* begin RAW RECORDS *

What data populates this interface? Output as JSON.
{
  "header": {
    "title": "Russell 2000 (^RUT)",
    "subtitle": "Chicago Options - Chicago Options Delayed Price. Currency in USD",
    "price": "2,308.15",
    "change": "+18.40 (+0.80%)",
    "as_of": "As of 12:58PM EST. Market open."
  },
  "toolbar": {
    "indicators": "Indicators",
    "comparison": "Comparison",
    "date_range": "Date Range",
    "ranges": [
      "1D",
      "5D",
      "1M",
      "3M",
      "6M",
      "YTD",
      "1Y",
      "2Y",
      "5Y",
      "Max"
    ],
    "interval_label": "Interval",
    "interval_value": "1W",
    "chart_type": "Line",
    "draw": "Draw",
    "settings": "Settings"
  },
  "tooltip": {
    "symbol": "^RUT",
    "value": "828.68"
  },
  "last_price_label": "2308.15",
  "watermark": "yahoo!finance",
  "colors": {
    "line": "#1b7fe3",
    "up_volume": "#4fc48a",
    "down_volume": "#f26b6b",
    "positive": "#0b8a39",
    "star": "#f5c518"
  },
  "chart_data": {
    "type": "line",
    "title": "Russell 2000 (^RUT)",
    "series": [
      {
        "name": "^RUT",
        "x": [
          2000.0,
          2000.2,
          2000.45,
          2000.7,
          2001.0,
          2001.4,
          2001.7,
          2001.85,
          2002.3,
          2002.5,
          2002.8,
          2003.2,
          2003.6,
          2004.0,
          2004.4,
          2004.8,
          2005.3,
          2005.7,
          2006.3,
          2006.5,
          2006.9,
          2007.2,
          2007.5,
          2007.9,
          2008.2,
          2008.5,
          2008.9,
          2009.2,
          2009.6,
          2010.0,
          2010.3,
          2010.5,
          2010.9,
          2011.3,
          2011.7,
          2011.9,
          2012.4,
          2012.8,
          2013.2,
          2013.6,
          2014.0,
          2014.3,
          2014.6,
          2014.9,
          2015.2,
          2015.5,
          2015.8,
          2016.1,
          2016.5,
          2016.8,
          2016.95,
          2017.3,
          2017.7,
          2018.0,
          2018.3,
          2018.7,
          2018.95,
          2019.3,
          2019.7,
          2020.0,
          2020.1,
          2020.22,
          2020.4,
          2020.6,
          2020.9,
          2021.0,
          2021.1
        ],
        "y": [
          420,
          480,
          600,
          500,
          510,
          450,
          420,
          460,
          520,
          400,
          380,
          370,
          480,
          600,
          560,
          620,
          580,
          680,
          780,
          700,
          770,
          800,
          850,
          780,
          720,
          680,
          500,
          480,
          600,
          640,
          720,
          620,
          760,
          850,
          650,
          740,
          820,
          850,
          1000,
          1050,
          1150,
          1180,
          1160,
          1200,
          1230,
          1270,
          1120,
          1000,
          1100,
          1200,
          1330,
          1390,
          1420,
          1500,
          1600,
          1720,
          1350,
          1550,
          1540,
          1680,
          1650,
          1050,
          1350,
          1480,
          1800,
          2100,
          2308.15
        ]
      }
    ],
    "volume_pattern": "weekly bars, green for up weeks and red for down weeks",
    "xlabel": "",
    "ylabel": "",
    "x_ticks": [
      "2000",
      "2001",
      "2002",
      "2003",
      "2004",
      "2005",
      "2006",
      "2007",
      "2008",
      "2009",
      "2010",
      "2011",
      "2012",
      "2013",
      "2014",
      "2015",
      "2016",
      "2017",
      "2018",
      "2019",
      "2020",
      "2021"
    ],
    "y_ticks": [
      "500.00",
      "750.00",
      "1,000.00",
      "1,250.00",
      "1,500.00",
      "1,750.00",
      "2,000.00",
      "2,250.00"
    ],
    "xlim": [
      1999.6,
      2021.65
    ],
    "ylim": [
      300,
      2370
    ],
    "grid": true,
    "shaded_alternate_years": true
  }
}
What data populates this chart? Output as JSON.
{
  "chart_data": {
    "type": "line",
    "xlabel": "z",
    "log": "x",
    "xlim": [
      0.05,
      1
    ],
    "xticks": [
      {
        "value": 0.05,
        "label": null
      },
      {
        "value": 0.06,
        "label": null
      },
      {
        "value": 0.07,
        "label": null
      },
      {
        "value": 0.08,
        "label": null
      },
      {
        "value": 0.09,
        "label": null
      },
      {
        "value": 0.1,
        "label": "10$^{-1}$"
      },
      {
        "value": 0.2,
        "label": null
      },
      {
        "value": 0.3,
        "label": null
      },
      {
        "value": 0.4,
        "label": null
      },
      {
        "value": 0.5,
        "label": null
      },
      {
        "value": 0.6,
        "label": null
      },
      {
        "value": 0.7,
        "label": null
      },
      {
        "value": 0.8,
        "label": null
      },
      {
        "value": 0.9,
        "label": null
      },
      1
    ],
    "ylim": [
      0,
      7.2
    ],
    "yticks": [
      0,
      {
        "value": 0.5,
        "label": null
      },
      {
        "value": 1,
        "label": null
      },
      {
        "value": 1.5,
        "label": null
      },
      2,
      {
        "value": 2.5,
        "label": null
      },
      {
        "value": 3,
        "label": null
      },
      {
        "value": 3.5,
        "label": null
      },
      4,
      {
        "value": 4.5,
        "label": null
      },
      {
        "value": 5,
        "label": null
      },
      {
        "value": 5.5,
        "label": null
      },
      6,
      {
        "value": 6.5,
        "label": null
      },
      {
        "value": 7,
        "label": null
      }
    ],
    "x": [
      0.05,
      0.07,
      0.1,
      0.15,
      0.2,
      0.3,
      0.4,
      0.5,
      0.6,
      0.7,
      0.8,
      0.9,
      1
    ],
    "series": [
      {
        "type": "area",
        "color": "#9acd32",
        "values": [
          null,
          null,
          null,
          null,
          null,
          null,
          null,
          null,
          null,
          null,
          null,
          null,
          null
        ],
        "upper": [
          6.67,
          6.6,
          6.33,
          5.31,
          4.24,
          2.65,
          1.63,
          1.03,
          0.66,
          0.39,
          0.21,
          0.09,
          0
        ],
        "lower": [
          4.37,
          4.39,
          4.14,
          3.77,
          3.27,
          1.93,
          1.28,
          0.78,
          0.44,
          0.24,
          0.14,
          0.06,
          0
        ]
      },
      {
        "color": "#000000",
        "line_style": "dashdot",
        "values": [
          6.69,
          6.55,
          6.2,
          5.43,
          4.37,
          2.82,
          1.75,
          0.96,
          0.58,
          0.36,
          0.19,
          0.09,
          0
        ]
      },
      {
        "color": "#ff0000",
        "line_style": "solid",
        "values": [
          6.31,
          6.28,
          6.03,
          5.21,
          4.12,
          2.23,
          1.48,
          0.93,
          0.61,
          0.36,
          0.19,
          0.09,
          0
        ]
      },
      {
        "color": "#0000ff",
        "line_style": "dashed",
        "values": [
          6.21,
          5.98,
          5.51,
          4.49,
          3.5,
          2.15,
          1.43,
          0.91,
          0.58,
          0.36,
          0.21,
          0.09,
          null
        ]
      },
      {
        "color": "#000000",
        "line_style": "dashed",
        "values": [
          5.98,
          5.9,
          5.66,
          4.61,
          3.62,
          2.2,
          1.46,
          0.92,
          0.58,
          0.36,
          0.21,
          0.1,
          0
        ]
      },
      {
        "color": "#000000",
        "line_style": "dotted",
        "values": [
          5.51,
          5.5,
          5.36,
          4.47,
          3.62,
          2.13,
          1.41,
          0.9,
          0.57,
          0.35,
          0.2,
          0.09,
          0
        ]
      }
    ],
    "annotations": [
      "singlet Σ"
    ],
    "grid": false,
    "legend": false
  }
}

* end RAW RECORDS *

TASK
Repeat the material from above exactly, word for word.

OUTPUT FOR THIS EXERCISE
What data populates this interface? Output as JSON.
{
  "header": {
    "title": "Russell 2000 (^RUT)",
    "subtitle": "Chicago Options - Chicago Options Delayed Price. Currency in USD",
    "price": "2,308.15",
    "change": "+18.40 (+0.80%)",
    "as_of": "As of 12:58PM EST. Market open."
  },
  "toolbar": {
    "indicators": "Indicators",
    "comparison": "Comparison",
    "date_range": "Date Range",
    "ranges": [
      "1D",
      "5D",
      "1M",
      "3M",
      "6M",
      "YTD",
      "1Y",
      "2Y",
      "5Y",
      "Max"
    ],
    "interval_label": "Interval",
    "interval_value": "1W",
    "chart_type": "Line",
    "draw": "Draw",
    "settings": "Settings"
  },
  "tooltip": {
    "symbol": "^RUT",
    "value": "828.68"
  },
  "last_price_label": "2308.15",
  "watermark": "yahoo!finance",
  "colors": {
    "line": "#1b7fe3",
    "up_volume": "#4fc48a",
    "down_volume": "#f26b6b",
    "positive": "#0b8a39",
    "star": "#f5c518"
  },
  "chart_data": {
    "type": "line",
    "title": "Russell 2000 (^RUT)",
    "series": [
      {
        "name": "^RUT",
        "x": [
          2000.0,
          2000.2,
          2000.45,
          2000.7,
          2001.0,
          2001.4,
          2001.7,
          2001.85,
          2002.3,
          2002.5,
          2002.8,
          2003.2,
          2003.6,
          2004.0,
          2004.4,
          2004.8,
          2005.3,
          2005.7,
          2006.3,
          2006.5,
          2006.9,
          2007.2,
          2007.5,
          2007.9,
          2008.2,
          2008.5,
          2008.9,
          2009.2,
          2009.6,
          2010.0,
          2010.3,
          2010.5,
          2010.9,
          2011.3,
          2011.7,
          2011.9,
          2012.4,
          2012.8,
          2013.2,
          2013.6,
          2014.0,
          2014.3,
          2014.6,
          2014.9,
          2015.2,
          2015.5,
          2015.8,
          2016.1,
          2016.5,
          2016.8,
          2016.95,
          2017.3,
          2017.7,
          2018.0,
          2018.3,
          2018.7,
          2018.95,
          2019.3,
          2019.7,
          2020.0,
          2020.1,
          2020.22,
          2020.4,
          2020.6,
          2020.9,
          2021.0,
          2021.1
        ],
        "y": [
          420,
          480,
          600,
          500,
          510,
          450,
          420,
          460,
          520,
          400,
          380,
          370,
          480,
          600,
          560,
          620,
          580,
          680,
          780,
          700,
          770,
          800,
          850,
          780,
          720,
          680,
          500,
          480,
          600,
          640,
          720,
          620,
          760,
          850,
          650,
          740,
          820,
          850,
          1000,
          1050,
          1150,
          1180,
          1160,
          1200,
          1230,
          1270,
          1120,
          1000,
          1100,
          1200,
          1330,
          1390,
          1420,
          1500,
          1600,
          1720,
          1350,
          1550,
          1540,
          1680,
          1650,
          1050,
          1350,
          1480,
          1800,
          2100,
          2308.15
        ]
      }
    ],
    "volume_pattern": "weekly bars, green for up weeks and red for down weeks",
    "xlabel": "",
    "ylabel": "",
    "x_ticks": [
      "2000",
      "2001",
      "2002",
      "2003",
      "2004",
      "2005",
      "2006",
      "2007",
      "2008",
      "2009",
      "2010",
      "2011",
      "2012",
      "2013",
      "2014",
      "2015",
      "2016",
      "2017",
      "2018",
      "2019",
      "2020",
      "2021"
    ],
    "y_ticks": [
      "500.00",
      "750.00",
      "1,000.00",
      "1,250.00",
      "1,500.00",
      "1,750.00",
      "2,000.00",
      "2,250.00"
    ],
    "xlim": [
      1999.6,
      2021.65
    ],
    "ylim": [
      300,
      2370
    ],
    "grid": true,
    "shaded_alternate_years": true
  }
}
What data populates this chart? Output as JSON.
{
  "chart_data": {
    "type": "line",
    "xlabel": "z",
    "log": "x",
    "xlim": [
      0.05,
      1
    ],
    "xticks": [
      {
        "value": 0.05,
        "label": null
      },
      {
        "value": 0.06,
        "label": null
      },
      {
        "value": 0.07,
        "label": null
      },
      {
        "value": 0.08,
        "label": null
      },
      {
        "value": 0.09,
        "label": null
      },
      {
        "value": 0.1,
        "label": "10$^{-1}$"
      },
      {
        "value": 0.2,
        "label": null
      },
      {
        "value": 0.3,
        "label": null
      },
      {
        "value": 0.4,
        "label": null
      },
      {
        "value": 0.5,
        "label": null
      },
      {
        "value": 0.6,
        "label": null
      },
      {
        "value": 0.7,
        "label": null
      },
      {
        "value": 0.8,
        "label": null
      },
      {
        "value": 0.9,
        "label": null
      },
      1
    ],
    "ylim": [
      0,
      7.2
    ],
    "yticks": [
      0,
      {
        "value": 0.5,
        "label": null
      },
      {
        "value": 1,
        "label": null
      },
      {
        "value": 1.5,
        "label": null
      },
      2,
      {
        "value": 2.5,
        "label": null
      },
      {
        "value": 3,
        "label": null
      },
      {
        "value": 3.5,
        "label": null
      },
      4,
      {
        "value": 4.5,
        "label": null
      },
      {
        "value": 5,
        "label": null
      },
      {
        "value": 5.5,
        "label": null
      },
      6,
      {
        "value": 6.5,
        "label": null
      },
      {
        "value": 7,
        "label": null
      }
    ],
    "x": [
      0.05,
      0.07,
      0.1,
      0.15,
      0.2,
      0.3,
      0.4,
      0.5,
      0.6,
      0.7,
      0.8,
      0.9,
      1
    ],
    "series": [
      {
        "type": "area",
        "color": "#9acd32",
        "values": [
          null,
          null,
          null,
          null,
          null,
          null,
          null,
          null,
          null,
          null,
          null,
          null,
          null
        ],
        "upper": [
          6.67,
          6.6,
          6.33,
          5.31,
          4.24,
          2.65,
          1.63,
          1.03,
          0.66,
          0.39,
          0.21,
          0.09,
          0
        ],
        "lower": [
          4.37,
          4.39,
          4.14,
          3.77,
          3.27,
          1.93,
          1.28,
          0.78,
          0.44,
          0.24,
          0.14,
          0.06,
          0
        ]
      },
      {
        "color": "#000000",
        "line_style": "dashdot",
        "values": [
          6.69,
          6.55,
          6.2,
          5.43,
          4.37,
          2.82,
          1.75,
          0.96,
          0.58,
          0.36,
          0.19,
          0.09,
          0
        ]
      },
      {
        "color": "#ff0000",
        "line_style": "solid",
        "values": [
          6.31,
          6.28,
          6.03,
          5.21,
          4.12,
          2.23,
          1.48,
          0.93,
          0.61,
          0.36,
          0.19,
          0.09,
          0
        ]
      },
      {
        "color": "#0000ff",
        "line_style": "dashed",
        "values": [
          6.21,
          5.98,
          5.51,
          4.49,
          3.5,
          2.15,
          1.43,
          0.91,
          0.58,
          0.36,
          0.21,
          0.09,
          null
        ]
      },
      {
        "color": "#000000",
        "line_style": "dashed",
        "values": [
          5.98,
          5.9,
          5.66,
          4.61,
          3.62,
          2.2,
          1.46,
          0.92,
          0.58,
          0.36,
          0.21,
          0.1,
          0
        ]
      },
      {
        "color": "#000000",
        "line_style": "dotted",
        "values": [
          5.51,
          5.5,
          5.36,
          4.47,
          3.62,
          2.13,
          1.41,
          0.9,
          0.57,
          0.35,
          0.2,
          0.09,
          0
        ]
      }
    ],
    "annotations": [
      "singlet Σ"
    ],
    "grid": false,
    "legend": false
  }
}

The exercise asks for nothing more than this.